_Material provided_
================
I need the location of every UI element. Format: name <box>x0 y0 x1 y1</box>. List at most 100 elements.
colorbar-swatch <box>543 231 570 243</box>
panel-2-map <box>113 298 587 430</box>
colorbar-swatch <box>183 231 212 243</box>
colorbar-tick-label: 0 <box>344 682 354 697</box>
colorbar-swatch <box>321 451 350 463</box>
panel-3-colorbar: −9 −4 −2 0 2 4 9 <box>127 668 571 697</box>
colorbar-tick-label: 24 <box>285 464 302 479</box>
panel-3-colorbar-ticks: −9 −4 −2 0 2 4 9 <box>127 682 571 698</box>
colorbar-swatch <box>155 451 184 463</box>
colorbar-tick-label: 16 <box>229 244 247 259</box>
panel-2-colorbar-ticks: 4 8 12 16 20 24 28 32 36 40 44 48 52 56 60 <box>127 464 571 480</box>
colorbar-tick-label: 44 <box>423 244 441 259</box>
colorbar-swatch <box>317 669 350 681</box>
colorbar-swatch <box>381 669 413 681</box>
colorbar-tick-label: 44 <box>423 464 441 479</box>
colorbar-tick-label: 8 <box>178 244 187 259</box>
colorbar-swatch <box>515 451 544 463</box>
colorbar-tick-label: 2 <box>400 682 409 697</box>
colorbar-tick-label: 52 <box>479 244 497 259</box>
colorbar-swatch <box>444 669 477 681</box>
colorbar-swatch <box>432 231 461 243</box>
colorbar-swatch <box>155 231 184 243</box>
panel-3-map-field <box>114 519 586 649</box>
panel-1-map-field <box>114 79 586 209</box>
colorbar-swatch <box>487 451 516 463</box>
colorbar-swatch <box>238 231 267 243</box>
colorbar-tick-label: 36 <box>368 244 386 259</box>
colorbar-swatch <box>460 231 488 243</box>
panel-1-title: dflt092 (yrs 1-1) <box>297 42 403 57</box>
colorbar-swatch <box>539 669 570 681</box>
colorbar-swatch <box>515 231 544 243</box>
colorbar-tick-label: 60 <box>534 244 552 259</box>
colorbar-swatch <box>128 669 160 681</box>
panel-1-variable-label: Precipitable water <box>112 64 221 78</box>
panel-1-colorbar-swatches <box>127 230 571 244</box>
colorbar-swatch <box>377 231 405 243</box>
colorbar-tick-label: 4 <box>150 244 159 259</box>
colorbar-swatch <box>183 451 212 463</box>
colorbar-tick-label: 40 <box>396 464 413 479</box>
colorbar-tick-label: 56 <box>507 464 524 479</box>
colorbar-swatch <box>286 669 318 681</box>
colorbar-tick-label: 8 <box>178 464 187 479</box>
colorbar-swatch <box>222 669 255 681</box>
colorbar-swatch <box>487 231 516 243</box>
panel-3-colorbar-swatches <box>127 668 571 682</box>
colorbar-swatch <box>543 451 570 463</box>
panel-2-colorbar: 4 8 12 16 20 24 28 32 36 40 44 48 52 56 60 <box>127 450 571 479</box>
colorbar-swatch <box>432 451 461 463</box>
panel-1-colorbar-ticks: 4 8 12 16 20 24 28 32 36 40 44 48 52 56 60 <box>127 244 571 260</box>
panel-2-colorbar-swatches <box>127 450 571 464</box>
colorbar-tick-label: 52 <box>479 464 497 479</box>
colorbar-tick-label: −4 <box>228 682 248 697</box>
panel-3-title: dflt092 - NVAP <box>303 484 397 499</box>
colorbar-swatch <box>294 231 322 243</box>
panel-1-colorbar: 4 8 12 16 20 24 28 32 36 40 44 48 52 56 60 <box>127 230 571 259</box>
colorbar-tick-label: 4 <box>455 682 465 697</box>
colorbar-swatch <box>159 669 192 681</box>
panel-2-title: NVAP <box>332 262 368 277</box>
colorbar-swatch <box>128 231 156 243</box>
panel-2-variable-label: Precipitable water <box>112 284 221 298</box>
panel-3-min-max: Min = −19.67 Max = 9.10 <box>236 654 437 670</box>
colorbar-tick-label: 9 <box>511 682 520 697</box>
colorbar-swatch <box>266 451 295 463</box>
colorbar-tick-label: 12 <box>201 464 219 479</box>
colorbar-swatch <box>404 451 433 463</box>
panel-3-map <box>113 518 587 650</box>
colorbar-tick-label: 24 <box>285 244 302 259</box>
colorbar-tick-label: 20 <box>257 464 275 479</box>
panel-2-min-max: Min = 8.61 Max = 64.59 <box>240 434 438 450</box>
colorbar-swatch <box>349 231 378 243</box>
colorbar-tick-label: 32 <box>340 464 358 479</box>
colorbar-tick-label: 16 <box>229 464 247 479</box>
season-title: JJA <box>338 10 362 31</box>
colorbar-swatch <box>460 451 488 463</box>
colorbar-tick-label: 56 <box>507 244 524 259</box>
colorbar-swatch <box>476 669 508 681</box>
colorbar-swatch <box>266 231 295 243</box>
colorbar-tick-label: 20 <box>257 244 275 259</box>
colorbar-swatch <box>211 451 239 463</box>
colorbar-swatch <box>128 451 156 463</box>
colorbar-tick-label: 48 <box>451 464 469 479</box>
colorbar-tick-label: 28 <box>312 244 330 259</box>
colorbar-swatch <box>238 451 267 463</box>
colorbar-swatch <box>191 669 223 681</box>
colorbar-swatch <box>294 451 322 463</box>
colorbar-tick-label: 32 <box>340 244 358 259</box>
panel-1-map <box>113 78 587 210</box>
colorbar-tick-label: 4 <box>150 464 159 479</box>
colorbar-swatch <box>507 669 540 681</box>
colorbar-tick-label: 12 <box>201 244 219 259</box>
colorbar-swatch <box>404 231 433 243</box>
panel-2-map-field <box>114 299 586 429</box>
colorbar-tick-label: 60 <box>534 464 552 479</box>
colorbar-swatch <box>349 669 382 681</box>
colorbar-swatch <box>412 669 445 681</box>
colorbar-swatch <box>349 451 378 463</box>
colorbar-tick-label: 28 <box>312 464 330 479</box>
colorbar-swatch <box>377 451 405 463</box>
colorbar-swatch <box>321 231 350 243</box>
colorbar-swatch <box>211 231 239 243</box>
================
_What the task asks_
Update the data from its first line up to and including the line with "panel-2-colorbar-ticks: 4 8", changing every "colorbar-swatch" to "color-swatch" and leaving all else untouched. Return only those lines.

_Expected answer_
I need the location of every UI element. Format: name <box>x0 y0 x1 y1</box>. List at most 100 elements.
color-swatch <box>543 231 570 243</box>
panel-2-map <box>113 298 587 430</box>
color-swatch <box>183 231 212 243</box>
colorbar-tick-label: 0 <box>344 682 354 697</box>
color-swatch <box>321 451 350 463</box>
panel-3-colorbar: −9 −4 −2 0 2 4 9 <box>127 668 571 697</box>
colorbar-tick-label: 24 <box>285 464 302 479</box>
panel-3-colorbar-ticks: −9 −4 −2 0 2 4 9 <box>127 682 571 698</box>
color-swatch <box>155 451 184 463</box>
colorbar-tick-label: 16 <box>229 244 247 259</box>
panel-2-colorbar-ticks: 4 8 12 16 20 24 28 32 36 40 44 48 52 56 60 <box>127 464 571 480</box>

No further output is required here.